Saved entries
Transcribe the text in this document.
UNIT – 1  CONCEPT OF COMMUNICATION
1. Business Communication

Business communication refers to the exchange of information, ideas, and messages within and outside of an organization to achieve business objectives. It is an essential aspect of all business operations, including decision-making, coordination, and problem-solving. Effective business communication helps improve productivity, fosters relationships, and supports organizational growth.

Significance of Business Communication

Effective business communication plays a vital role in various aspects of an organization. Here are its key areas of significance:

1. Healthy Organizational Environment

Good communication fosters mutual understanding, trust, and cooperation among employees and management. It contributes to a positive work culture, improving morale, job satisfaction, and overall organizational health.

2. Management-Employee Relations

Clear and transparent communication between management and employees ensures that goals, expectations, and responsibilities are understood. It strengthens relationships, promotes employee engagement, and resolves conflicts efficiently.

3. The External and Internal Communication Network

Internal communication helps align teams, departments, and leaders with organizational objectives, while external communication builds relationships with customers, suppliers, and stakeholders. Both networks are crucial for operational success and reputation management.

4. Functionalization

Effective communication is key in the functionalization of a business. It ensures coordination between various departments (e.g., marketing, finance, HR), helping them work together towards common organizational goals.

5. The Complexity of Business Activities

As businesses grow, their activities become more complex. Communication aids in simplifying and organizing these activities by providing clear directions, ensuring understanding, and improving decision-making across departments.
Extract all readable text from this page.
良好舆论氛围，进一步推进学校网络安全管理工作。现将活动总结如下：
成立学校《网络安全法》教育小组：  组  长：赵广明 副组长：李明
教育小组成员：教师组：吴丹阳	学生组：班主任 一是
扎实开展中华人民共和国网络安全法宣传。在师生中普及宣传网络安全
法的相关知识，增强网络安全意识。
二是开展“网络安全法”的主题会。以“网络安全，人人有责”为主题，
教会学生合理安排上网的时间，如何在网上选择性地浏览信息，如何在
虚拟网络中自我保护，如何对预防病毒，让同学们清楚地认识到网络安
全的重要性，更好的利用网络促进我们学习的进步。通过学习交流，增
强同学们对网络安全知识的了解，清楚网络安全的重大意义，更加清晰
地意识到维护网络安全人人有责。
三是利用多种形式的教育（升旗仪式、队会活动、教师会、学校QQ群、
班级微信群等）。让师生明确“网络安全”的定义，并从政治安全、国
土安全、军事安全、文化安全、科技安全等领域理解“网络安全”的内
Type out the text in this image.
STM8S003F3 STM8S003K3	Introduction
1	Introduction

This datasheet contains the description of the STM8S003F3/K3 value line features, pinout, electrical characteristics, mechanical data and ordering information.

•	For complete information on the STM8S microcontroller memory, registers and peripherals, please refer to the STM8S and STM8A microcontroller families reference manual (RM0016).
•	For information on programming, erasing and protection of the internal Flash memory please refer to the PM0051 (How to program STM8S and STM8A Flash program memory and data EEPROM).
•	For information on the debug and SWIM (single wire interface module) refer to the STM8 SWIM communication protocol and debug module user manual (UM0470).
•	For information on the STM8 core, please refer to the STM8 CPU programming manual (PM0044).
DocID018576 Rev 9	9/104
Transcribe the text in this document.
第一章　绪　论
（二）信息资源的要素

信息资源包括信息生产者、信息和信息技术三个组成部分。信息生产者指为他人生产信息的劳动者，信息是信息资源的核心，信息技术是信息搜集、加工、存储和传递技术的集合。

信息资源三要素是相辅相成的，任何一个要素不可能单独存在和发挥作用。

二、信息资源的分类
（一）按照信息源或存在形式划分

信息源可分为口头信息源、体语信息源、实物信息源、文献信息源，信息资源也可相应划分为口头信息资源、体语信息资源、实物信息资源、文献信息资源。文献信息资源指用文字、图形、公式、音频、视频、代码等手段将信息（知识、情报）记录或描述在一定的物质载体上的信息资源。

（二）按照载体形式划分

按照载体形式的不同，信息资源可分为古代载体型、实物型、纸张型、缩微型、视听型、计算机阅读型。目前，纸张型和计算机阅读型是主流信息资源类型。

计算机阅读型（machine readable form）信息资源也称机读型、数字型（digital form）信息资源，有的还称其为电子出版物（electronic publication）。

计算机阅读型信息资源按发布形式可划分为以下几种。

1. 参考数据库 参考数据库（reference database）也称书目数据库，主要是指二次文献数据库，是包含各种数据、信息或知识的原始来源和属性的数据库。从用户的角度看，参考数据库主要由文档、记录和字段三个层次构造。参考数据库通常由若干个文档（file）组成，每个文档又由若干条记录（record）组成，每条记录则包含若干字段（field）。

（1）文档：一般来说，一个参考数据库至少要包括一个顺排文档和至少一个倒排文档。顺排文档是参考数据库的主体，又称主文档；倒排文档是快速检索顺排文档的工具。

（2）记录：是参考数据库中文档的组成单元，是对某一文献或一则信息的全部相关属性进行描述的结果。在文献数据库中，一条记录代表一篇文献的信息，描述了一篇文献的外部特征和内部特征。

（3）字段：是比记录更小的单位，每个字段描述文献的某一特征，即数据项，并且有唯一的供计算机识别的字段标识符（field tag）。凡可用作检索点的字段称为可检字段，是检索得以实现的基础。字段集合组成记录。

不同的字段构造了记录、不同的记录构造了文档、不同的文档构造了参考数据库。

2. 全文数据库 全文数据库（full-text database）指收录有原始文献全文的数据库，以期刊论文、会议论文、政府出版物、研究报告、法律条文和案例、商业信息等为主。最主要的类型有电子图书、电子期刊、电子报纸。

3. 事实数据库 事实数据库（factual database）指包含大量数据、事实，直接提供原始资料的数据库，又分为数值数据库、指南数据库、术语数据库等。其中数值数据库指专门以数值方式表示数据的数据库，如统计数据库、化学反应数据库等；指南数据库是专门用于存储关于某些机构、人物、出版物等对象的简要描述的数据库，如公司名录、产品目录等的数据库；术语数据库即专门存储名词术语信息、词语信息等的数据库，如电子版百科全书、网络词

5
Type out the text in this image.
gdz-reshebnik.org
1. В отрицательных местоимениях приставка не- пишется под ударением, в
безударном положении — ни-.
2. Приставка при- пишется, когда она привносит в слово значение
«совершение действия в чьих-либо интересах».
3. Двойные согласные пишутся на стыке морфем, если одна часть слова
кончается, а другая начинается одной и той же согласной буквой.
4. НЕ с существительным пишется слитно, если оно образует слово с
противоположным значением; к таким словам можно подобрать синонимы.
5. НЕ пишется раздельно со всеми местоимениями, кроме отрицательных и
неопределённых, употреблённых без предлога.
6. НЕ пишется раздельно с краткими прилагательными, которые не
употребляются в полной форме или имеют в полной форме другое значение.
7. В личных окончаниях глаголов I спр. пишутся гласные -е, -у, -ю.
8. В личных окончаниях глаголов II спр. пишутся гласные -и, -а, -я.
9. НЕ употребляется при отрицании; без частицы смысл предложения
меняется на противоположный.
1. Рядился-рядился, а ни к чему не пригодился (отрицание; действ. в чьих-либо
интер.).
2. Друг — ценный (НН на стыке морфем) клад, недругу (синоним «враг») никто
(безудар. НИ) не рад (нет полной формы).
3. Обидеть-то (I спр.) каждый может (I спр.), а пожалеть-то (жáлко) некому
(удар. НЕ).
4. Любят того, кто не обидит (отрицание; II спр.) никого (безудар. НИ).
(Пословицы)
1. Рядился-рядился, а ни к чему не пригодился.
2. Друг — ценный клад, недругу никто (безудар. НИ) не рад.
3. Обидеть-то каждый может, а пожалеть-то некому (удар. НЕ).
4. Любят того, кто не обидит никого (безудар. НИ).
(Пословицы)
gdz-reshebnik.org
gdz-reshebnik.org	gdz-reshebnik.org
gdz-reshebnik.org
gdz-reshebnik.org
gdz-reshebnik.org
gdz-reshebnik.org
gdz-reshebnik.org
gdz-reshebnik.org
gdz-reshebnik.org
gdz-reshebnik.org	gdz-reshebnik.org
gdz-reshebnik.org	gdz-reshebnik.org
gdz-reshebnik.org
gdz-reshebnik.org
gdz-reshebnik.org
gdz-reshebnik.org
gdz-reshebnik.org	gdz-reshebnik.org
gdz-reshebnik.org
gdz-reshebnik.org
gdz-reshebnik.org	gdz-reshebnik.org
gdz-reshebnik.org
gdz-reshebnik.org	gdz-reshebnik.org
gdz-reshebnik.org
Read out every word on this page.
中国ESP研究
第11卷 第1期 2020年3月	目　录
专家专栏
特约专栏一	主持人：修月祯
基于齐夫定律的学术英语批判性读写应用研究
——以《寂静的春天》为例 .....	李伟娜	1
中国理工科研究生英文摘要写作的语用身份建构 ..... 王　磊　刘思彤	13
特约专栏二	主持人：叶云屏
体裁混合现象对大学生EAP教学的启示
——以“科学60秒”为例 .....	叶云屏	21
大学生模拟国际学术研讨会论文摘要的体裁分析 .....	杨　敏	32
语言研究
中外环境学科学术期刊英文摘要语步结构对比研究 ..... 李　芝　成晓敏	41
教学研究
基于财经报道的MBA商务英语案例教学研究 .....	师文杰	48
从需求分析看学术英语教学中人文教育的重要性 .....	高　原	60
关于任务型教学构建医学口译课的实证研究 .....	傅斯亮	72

▶ _TASK TO CARRY OUT_:
Your task is to gather all lines from the entries above that hold the word "раздельно".

▶ _WRITTEN SOLUTION_:
5. НЕ пишется раздельно со всеми местоимениями, кроме отрицательных и
6. НЕ пишется раздельно с краткими прилагательными, которые не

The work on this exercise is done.